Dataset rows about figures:
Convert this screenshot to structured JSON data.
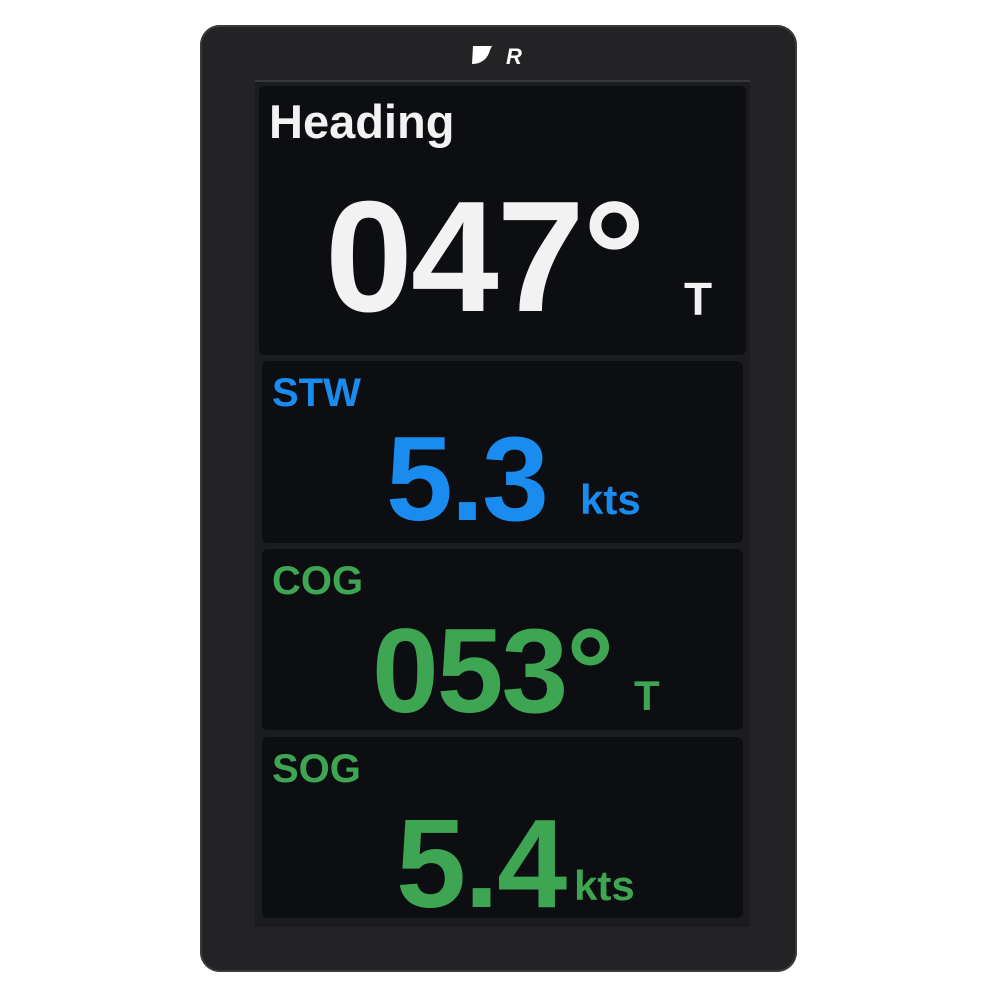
{
  "brand": {
    "logo": "Raymarine R"
  },
  "colors": {
    "heading": "#f2f2f2",
    "stw": "#1a8cf0",
    "cog": "#3ea652",
    "sog": "#3ea652"
  },
  "panels": [
    {
      "label": "Heading",
      "value": "047°",
      "unit": "T"
    },
    {
      "label": "STW",
      "value": "5.3",
      "unit": "kts"
    },
    {
      "label": "COG",
      "value": "053°",
      "unit": "T"
    },
    {
      "label": "SOG",
      "value": "5.4",
      "unit": "kts"
    }
  ]
}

• WHAT IS EXPECTED: Collect the lines that hold "label".

• TASK ANSWER:
      "label": "Heading",
      "label": "STW",
      "label": "COG",
      "label": "SOG",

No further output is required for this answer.